> **DO THIS**
Copy down every line where the string "didn" shows up.

> **EXERCISE MATERIAL**
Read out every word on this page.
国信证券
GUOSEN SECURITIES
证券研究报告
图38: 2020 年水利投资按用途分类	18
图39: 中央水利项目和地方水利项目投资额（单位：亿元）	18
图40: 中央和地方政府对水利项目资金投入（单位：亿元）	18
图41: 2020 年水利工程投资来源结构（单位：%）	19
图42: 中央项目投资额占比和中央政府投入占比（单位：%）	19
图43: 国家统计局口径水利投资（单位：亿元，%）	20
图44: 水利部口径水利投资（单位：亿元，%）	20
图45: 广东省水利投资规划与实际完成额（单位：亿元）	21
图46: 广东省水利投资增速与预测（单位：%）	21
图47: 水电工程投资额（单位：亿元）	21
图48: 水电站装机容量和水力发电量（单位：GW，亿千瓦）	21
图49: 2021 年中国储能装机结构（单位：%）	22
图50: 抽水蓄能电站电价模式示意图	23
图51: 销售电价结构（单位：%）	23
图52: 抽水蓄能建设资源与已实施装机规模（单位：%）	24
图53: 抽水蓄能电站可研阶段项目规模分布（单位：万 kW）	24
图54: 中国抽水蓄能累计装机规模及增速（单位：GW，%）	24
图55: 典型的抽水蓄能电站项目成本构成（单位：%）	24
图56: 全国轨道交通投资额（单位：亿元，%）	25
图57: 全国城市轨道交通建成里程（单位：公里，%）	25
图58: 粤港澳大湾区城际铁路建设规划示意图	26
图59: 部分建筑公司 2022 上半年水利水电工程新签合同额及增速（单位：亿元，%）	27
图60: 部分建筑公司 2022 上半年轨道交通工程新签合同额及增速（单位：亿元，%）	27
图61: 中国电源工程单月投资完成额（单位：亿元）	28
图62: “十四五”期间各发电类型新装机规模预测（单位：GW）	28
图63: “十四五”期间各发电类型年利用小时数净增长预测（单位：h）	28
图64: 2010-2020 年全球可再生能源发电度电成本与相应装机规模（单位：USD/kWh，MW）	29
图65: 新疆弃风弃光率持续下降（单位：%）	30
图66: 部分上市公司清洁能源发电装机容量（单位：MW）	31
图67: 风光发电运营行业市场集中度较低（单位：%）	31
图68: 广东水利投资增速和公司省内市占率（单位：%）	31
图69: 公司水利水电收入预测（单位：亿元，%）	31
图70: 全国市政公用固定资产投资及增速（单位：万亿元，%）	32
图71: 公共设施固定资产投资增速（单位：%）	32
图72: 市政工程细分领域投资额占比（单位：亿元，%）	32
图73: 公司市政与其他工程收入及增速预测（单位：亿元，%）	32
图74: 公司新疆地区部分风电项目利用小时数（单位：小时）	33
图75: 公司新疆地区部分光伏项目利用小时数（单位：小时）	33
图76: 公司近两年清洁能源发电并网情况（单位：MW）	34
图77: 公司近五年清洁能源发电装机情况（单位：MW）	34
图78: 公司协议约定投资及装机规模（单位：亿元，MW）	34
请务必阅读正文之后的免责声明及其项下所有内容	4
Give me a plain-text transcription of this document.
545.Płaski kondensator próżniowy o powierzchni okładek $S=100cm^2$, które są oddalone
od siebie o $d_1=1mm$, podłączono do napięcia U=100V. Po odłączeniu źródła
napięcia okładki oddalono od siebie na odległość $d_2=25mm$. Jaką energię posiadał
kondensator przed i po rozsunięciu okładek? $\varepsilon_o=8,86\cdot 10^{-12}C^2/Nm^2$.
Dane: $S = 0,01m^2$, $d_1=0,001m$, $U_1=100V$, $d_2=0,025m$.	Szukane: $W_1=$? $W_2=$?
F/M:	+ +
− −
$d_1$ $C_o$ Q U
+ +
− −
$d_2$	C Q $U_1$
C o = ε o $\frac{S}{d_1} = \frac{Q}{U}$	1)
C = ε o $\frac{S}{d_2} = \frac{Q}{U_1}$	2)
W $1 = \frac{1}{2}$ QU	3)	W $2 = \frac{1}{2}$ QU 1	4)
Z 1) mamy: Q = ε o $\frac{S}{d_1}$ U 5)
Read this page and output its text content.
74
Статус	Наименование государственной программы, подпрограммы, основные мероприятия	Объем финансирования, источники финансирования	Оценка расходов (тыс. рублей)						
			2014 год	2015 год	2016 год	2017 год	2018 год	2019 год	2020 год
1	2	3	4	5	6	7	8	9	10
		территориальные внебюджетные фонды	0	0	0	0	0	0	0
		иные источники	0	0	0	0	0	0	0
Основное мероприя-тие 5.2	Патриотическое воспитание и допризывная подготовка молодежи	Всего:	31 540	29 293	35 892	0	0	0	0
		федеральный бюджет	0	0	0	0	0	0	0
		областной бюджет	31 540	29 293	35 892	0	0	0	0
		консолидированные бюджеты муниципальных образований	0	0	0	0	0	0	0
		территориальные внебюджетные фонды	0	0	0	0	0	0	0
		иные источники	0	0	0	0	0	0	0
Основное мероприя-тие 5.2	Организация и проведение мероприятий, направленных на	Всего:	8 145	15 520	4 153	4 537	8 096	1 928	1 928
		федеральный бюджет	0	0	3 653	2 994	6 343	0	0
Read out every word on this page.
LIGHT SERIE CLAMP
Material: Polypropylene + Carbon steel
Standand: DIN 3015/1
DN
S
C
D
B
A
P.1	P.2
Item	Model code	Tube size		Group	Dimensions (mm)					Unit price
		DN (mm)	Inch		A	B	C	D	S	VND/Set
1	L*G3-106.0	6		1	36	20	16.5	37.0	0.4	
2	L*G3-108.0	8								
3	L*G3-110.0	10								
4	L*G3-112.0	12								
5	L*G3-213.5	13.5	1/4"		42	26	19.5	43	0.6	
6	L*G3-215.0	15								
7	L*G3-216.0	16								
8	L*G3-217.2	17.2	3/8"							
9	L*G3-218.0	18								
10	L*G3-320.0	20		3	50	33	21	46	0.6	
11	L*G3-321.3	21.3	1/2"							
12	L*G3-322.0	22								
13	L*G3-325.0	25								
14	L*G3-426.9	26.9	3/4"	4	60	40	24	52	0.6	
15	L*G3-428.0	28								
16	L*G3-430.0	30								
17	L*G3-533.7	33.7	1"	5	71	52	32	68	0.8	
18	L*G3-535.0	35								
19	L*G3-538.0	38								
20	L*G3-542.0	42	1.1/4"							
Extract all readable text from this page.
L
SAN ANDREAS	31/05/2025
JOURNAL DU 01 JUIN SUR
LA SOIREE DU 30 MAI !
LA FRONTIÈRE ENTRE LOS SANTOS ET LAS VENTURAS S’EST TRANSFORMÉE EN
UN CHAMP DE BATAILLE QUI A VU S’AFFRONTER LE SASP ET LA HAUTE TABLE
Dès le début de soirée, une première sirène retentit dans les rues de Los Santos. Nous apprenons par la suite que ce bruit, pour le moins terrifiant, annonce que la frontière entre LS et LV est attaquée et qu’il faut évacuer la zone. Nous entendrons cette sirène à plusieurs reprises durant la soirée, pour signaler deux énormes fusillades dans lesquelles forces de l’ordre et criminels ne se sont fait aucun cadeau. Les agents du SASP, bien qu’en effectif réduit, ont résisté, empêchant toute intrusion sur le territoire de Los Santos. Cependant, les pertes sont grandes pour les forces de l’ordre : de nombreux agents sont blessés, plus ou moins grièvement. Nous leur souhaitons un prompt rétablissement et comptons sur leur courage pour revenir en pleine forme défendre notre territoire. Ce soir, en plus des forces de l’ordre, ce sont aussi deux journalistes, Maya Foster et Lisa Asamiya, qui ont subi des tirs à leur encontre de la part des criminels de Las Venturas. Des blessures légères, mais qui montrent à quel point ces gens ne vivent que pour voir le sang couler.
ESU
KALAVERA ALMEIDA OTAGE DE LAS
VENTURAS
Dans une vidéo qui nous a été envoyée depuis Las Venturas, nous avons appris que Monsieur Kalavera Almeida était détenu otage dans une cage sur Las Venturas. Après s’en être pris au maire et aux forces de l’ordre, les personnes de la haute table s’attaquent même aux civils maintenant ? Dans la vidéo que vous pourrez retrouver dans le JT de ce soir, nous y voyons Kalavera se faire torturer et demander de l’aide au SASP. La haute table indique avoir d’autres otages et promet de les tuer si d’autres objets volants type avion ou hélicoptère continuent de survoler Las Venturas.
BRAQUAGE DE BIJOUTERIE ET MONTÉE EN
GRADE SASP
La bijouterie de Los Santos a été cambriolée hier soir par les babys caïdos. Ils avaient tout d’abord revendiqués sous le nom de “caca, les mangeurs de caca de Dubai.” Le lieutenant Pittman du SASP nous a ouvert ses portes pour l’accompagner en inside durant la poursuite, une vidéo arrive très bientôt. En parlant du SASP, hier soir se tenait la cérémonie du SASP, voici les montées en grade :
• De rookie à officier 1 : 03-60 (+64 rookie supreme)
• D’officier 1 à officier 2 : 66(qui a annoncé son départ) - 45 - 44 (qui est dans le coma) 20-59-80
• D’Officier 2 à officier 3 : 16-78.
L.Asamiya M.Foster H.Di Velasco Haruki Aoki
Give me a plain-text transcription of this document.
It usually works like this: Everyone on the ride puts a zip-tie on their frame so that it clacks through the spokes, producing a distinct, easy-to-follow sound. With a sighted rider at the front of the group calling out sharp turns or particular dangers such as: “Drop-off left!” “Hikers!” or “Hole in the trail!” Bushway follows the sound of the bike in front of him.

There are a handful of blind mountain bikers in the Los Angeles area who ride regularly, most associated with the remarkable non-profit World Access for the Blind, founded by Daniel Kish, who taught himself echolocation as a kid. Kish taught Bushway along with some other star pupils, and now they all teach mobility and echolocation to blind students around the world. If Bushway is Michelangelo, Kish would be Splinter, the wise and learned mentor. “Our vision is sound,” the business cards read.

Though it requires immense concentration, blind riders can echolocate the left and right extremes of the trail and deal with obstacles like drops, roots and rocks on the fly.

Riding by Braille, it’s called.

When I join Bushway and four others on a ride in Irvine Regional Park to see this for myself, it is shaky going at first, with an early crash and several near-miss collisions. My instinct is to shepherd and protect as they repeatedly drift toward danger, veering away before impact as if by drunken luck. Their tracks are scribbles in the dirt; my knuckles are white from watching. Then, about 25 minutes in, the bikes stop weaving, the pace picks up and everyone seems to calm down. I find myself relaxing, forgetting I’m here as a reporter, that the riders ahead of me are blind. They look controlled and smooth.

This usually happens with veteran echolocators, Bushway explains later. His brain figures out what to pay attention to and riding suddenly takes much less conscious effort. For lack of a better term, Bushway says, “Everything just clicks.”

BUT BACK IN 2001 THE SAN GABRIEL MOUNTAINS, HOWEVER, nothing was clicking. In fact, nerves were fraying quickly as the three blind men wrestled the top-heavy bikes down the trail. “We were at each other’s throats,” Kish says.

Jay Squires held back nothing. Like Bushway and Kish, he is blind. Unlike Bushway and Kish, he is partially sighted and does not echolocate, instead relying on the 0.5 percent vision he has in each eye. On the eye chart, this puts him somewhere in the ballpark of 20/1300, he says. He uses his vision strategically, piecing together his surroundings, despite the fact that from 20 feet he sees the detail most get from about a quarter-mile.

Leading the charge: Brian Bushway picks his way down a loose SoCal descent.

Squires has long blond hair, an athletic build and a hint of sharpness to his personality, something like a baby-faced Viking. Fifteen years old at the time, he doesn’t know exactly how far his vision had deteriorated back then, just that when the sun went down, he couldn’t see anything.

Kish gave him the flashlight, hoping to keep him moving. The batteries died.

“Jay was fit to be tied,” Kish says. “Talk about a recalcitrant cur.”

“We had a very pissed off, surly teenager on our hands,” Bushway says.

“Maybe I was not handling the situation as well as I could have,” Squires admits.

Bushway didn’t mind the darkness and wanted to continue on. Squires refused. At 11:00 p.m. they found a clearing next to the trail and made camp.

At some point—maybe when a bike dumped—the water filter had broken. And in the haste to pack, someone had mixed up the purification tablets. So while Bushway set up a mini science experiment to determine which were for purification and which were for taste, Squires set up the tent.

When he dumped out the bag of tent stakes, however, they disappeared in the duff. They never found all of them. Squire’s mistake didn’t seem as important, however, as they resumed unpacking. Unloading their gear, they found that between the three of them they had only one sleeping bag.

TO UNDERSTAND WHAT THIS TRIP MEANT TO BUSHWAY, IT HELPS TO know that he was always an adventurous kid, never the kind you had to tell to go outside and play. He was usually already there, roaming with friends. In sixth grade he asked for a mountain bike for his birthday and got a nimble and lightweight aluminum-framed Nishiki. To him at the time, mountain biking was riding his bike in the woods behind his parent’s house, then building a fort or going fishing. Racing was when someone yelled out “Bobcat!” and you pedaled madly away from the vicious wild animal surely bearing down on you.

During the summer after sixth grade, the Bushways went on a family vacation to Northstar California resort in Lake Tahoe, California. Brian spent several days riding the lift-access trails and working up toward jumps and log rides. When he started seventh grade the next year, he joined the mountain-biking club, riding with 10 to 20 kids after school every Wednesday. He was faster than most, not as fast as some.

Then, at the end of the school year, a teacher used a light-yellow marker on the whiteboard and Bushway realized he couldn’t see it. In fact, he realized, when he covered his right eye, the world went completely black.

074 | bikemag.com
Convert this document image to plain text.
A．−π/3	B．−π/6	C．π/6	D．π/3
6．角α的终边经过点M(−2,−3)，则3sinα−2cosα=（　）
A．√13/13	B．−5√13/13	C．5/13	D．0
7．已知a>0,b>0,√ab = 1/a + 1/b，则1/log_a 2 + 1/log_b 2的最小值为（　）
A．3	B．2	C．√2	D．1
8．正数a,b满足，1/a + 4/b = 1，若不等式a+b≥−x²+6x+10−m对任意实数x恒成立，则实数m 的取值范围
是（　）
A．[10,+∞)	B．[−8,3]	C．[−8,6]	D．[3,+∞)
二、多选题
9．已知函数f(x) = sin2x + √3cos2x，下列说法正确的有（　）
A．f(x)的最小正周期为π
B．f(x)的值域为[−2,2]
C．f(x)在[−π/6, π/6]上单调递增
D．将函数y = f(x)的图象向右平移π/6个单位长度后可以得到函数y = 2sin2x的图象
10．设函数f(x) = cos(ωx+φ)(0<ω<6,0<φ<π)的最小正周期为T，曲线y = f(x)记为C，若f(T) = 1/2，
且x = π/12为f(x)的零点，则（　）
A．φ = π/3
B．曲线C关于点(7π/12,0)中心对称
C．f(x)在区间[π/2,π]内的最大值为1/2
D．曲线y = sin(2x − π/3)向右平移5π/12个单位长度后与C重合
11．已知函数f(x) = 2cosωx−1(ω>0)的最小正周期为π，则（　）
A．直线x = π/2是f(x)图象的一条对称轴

> **OUTPUT FOR THIS TASK**
Bushway didn’t mind the darkness and wanted to continue on. Squires refused. At 11:00 p.m. they found a clearing next to the trail and made camp.
When he dumped out the bag of tent stakes, however, they disappeared in the duff. They never found all of them. Squire’s mistake didn’t seem as important, however, as they resumed unpacking. Unloading their gear, they found that between the three of them they had only one sleeping bag.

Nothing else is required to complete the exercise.